■ WORK TO DO ■
In the records below, work out how many lines hold the word "PopcornMachine". Report the number alone.

■ DATA ROWS ■
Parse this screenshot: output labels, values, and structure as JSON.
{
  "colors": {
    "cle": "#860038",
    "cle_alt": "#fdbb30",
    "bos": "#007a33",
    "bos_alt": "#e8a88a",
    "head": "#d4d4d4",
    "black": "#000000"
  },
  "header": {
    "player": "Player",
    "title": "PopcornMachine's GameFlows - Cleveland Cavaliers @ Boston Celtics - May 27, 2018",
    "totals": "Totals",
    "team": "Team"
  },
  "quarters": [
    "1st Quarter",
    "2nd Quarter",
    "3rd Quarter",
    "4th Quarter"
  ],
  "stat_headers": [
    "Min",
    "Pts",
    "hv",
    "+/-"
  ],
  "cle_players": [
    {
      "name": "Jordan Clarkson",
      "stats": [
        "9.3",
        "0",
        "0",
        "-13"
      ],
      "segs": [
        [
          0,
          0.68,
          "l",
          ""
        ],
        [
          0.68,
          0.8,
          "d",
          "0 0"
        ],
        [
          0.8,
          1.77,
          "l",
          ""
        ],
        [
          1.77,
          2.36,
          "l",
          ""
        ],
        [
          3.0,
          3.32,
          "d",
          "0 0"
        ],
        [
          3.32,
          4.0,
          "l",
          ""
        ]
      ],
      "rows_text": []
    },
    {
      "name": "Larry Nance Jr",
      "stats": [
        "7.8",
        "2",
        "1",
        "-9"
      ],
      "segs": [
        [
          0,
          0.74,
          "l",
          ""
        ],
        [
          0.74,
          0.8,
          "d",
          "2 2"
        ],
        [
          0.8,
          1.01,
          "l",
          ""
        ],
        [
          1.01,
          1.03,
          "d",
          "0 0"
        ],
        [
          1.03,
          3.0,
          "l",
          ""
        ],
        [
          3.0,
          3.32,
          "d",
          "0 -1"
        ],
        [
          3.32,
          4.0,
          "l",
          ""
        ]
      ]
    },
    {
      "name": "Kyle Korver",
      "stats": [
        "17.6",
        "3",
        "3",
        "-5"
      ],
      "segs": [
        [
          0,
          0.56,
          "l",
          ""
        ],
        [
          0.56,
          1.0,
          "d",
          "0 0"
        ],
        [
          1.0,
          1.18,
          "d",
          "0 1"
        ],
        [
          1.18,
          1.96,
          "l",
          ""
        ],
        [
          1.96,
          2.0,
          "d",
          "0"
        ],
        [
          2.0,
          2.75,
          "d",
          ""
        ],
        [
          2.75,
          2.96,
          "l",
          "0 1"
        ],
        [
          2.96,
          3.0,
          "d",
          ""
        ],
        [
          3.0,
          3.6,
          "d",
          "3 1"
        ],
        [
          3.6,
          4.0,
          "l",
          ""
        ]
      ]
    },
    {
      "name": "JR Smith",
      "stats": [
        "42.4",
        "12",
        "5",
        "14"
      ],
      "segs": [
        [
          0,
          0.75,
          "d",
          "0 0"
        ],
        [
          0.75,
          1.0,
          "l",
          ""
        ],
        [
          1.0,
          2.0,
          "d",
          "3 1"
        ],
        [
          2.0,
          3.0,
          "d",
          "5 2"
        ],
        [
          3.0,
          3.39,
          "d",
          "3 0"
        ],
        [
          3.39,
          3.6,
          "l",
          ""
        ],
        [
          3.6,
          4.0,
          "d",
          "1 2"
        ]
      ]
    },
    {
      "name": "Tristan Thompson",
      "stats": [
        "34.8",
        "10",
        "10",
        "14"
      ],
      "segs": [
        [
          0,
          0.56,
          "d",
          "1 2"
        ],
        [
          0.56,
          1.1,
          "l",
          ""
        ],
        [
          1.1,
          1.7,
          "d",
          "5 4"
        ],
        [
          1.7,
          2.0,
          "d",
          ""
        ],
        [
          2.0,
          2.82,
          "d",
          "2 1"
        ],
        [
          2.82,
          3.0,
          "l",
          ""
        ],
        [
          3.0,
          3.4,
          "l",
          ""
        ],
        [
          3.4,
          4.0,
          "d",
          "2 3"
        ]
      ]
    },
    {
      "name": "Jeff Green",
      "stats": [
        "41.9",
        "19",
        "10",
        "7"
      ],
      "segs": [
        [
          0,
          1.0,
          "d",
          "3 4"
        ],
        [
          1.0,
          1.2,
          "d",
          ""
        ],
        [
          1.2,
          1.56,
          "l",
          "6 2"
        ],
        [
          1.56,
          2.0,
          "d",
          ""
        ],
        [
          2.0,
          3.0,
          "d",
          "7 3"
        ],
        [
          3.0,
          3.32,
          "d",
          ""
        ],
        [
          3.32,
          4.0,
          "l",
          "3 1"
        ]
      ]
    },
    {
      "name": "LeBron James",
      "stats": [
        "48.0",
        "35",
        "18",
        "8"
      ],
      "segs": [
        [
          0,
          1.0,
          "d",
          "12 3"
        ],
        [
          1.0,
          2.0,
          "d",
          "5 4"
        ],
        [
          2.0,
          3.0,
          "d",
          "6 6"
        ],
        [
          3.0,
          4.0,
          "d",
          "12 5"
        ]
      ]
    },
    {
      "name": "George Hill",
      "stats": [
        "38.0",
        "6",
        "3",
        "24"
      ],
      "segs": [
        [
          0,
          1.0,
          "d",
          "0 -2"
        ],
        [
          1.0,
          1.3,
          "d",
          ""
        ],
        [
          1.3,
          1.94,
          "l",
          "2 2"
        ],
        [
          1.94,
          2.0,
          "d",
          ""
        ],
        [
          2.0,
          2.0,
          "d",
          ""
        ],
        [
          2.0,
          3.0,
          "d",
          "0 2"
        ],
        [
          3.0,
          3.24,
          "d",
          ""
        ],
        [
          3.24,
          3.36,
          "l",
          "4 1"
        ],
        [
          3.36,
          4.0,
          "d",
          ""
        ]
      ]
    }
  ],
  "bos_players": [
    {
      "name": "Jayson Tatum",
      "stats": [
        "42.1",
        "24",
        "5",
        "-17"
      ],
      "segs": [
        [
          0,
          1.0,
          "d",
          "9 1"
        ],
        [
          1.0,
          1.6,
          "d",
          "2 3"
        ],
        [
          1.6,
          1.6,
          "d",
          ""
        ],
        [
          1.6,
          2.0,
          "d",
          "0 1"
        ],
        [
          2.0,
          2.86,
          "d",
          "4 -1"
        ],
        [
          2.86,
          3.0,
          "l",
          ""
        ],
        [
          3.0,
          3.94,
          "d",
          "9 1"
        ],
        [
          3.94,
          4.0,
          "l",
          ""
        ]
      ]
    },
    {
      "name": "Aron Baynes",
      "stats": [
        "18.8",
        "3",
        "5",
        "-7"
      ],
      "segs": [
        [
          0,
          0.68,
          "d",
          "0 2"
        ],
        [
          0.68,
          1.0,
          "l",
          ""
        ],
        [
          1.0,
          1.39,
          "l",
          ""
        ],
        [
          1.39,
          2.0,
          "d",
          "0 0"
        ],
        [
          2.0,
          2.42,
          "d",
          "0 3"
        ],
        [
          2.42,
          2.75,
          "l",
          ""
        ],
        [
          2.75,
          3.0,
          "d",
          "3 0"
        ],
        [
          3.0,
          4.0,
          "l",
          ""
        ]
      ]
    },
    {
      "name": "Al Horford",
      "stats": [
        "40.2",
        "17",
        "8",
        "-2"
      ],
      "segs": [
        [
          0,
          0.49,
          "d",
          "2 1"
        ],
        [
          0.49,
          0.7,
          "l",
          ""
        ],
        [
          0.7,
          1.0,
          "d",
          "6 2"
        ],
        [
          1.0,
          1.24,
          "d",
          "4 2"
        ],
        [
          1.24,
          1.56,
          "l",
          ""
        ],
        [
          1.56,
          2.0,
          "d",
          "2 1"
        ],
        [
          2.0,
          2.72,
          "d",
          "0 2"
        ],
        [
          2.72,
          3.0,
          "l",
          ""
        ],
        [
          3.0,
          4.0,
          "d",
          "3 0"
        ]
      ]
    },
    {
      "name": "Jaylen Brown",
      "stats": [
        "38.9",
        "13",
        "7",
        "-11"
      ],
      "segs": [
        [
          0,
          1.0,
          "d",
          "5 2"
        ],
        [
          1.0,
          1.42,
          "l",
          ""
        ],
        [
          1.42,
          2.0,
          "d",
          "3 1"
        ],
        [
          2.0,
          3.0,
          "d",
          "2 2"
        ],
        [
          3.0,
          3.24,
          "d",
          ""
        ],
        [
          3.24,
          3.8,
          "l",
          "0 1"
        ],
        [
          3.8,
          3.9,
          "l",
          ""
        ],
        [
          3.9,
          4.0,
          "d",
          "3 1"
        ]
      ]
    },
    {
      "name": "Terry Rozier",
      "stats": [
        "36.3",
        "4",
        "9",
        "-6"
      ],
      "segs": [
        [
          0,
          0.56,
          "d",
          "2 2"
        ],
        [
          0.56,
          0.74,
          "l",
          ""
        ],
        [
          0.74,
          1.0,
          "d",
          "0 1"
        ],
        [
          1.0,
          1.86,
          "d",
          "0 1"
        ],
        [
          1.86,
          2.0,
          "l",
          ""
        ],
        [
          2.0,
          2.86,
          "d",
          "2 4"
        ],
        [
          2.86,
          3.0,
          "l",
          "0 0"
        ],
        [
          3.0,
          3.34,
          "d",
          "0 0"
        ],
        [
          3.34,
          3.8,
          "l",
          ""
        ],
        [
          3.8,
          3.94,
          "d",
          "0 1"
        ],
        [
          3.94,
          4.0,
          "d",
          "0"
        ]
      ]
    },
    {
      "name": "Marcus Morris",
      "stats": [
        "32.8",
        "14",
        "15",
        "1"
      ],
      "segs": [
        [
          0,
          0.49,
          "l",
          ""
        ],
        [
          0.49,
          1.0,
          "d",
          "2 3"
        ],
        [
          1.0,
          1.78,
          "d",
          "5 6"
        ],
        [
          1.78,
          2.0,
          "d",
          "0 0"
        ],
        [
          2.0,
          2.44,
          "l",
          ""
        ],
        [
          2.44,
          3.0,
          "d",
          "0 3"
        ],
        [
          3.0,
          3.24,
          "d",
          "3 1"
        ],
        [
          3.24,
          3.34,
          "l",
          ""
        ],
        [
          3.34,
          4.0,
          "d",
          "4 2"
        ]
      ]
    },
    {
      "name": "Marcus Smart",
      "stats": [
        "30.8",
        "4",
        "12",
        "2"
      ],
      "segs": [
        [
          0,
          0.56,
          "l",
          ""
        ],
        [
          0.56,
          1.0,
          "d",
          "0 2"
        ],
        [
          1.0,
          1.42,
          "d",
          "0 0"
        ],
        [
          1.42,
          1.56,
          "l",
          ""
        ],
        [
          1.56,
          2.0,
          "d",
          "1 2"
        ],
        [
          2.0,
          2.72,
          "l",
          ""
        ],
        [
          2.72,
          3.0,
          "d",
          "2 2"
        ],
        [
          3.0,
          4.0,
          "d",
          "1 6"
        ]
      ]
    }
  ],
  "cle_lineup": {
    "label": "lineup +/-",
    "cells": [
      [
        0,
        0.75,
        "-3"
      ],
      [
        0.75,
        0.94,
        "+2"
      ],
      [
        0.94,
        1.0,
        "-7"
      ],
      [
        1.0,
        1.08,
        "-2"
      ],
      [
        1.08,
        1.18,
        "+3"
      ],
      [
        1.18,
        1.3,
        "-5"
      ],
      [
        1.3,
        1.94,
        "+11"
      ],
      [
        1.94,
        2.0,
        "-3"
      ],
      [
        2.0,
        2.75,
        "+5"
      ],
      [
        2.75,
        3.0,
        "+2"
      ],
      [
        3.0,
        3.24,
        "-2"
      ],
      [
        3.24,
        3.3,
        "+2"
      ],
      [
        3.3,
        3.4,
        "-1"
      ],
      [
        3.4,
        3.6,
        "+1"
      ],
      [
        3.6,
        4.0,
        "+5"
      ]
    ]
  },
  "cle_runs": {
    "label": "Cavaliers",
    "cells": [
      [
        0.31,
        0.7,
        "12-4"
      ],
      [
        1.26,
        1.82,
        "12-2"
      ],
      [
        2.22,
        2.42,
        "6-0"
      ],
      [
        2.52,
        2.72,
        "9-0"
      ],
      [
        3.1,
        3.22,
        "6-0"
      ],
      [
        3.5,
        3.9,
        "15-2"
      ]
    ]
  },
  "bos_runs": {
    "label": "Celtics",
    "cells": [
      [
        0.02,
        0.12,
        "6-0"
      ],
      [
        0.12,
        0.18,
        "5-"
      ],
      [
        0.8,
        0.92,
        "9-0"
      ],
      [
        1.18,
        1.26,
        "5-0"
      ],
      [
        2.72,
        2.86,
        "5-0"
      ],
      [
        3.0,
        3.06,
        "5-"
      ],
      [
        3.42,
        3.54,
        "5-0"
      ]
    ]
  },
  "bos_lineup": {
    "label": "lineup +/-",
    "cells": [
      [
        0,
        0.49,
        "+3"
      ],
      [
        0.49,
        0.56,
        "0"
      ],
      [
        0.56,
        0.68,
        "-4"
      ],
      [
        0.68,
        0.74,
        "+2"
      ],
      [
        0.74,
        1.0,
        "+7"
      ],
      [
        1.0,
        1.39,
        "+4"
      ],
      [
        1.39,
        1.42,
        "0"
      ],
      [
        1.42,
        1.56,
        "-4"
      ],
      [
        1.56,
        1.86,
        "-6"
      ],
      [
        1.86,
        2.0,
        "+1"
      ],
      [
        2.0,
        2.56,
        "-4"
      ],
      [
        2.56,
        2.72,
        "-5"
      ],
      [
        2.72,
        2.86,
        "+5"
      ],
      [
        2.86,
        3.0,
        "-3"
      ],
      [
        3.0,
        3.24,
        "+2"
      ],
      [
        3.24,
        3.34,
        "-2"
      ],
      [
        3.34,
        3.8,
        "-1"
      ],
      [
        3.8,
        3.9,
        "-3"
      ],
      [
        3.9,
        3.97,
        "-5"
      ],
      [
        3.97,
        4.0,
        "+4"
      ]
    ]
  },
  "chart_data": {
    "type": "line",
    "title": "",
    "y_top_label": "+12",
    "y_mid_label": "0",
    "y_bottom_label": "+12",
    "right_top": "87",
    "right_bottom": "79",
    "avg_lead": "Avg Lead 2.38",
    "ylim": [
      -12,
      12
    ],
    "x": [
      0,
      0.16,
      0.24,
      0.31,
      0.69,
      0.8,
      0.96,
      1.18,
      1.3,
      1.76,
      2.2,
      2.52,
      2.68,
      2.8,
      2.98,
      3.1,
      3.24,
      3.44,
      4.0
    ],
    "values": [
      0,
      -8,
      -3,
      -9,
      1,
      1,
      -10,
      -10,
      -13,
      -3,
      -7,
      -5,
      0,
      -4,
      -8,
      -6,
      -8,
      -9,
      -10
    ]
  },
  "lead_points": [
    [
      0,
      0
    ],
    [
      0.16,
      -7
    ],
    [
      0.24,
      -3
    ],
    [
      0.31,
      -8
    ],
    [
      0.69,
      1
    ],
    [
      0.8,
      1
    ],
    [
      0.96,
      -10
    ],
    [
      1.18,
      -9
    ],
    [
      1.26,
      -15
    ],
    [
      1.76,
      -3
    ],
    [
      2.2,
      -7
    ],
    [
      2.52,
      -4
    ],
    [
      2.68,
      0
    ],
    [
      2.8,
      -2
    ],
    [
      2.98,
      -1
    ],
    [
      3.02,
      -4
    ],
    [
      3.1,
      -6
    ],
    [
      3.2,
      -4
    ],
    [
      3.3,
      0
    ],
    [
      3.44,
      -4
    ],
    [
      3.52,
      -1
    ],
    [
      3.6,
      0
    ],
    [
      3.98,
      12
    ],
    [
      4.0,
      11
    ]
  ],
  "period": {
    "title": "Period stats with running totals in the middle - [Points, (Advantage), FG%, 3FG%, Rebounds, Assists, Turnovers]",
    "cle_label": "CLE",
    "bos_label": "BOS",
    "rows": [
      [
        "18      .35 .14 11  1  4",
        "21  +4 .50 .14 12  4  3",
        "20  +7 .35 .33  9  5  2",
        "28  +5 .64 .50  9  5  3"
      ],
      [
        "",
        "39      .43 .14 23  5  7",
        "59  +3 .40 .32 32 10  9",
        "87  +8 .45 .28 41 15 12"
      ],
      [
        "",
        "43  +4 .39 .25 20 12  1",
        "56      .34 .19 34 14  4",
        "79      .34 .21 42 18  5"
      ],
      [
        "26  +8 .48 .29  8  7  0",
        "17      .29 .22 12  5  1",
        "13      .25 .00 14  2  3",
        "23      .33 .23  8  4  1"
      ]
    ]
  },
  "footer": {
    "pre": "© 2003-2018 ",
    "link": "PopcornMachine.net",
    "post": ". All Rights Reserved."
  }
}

■ SOLUTION TO THIS PROBLEM ■
2